▸ SET PROBLEM: Copy each line below in which the word "与人民同呼吸" occurs.

— start RECORDS SUPPLIED —

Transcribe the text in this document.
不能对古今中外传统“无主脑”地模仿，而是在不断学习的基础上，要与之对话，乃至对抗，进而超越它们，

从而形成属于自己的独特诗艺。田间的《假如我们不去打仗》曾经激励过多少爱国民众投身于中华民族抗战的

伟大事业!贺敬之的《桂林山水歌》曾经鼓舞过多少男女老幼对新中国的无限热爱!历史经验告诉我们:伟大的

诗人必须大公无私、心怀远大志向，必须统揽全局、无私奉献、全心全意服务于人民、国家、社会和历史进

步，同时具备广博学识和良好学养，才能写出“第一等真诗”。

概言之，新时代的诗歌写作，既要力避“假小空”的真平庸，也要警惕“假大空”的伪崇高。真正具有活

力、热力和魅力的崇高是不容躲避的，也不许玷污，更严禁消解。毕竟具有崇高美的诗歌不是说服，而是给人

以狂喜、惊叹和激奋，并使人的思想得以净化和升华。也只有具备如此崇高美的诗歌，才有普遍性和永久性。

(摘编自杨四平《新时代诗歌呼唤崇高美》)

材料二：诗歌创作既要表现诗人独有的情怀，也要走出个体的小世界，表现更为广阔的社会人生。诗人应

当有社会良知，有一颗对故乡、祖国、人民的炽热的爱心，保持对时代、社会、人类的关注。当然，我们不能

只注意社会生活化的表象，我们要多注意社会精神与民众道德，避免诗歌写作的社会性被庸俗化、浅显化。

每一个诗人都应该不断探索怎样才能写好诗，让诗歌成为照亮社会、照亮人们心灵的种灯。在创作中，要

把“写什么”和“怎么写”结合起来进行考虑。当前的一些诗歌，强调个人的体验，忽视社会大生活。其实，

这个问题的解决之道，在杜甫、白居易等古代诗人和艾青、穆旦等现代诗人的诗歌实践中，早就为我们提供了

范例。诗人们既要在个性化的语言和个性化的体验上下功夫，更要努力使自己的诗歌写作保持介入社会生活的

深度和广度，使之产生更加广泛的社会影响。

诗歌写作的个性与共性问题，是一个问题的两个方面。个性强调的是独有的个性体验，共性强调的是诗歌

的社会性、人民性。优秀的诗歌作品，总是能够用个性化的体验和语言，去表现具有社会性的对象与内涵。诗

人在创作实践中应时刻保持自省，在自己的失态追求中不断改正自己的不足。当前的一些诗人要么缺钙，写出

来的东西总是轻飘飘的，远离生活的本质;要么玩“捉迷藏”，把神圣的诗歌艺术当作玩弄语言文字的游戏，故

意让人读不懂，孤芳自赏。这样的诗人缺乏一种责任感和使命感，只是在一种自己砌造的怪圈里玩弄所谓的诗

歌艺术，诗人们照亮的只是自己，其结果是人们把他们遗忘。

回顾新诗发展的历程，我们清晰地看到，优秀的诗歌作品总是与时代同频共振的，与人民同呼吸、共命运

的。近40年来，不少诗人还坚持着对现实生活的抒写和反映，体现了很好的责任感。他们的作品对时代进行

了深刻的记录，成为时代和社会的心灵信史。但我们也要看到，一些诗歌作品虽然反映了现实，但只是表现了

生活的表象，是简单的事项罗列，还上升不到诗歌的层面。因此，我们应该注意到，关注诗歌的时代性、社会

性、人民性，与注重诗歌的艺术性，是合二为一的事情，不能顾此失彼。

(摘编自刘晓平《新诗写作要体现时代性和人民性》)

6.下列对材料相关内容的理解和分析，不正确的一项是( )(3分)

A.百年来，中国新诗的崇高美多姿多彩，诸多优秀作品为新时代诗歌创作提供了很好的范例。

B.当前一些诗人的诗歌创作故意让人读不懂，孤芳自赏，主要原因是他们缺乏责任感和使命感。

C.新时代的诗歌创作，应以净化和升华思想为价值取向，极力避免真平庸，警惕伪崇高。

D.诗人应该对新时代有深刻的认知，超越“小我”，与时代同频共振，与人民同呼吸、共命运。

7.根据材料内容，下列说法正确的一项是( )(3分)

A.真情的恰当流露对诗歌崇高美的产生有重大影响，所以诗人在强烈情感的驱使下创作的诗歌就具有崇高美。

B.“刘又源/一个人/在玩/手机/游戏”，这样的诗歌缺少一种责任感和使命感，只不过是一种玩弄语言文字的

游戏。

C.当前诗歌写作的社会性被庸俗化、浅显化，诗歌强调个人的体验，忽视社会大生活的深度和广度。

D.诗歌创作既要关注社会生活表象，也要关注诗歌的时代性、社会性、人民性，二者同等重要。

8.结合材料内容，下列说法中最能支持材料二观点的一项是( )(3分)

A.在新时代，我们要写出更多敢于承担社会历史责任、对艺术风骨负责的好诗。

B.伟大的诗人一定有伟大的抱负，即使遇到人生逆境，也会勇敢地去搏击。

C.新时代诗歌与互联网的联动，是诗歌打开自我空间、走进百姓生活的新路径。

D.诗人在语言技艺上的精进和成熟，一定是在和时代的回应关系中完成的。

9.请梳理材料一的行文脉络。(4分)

— end RECORDS SUPPLIED —

▸ WRITTEN REPLY:
回顾新诗发展的历程，我们清晰地看到，优秀的诗歌作品总是与时代同频共振的，与人民同呼吸、共命运
D.诗人应该对新时代有深刻的认知，超越“小我”，与时代同频共振，与人民同呼吸、共命运。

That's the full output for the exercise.